# START OF Records for this exercise
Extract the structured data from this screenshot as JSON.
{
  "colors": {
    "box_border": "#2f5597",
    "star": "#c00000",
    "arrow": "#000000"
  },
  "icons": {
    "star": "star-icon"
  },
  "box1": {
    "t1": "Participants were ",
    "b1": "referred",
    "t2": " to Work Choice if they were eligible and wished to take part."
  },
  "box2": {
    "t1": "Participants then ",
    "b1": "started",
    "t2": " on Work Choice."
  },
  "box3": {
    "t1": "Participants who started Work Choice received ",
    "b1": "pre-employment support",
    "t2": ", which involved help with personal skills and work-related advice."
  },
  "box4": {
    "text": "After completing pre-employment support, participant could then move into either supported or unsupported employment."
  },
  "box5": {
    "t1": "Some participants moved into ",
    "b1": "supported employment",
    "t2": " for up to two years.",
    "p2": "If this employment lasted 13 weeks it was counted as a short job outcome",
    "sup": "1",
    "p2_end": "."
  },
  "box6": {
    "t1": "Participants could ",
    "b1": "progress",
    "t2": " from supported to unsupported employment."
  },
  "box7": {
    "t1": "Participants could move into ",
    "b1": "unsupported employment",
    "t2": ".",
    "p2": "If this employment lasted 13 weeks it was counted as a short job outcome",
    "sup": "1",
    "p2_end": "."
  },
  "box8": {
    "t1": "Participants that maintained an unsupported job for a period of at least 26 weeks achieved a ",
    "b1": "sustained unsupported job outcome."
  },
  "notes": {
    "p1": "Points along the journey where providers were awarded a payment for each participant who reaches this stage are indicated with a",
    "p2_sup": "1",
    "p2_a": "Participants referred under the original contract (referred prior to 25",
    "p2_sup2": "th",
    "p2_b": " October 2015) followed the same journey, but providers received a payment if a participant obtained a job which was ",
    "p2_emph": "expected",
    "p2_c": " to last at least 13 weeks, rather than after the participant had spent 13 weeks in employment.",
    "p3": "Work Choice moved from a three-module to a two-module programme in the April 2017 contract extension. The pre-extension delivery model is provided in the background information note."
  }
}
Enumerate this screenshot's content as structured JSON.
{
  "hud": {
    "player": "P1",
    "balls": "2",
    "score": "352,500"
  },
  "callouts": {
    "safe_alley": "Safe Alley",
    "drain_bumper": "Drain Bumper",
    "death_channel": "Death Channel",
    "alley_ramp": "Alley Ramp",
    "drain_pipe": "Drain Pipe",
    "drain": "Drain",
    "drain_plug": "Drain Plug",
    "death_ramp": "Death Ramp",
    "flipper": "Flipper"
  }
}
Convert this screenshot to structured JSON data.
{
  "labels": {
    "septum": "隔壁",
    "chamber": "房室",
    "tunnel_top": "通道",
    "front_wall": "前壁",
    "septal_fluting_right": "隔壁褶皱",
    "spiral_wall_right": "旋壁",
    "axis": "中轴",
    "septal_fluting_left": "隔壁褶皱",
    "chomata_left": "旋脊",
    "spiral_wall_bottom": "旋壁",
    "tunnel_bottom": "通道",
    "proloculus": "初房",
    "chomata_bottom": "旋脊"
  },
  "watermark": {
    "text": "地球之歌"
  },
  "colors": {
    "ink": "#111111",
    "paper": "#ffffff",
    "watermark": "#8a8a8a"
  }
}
# END OF Records for this exercise
# [Directive]
Give solely the number of lines in the data that contain the string "contract".

# [Written answer]
2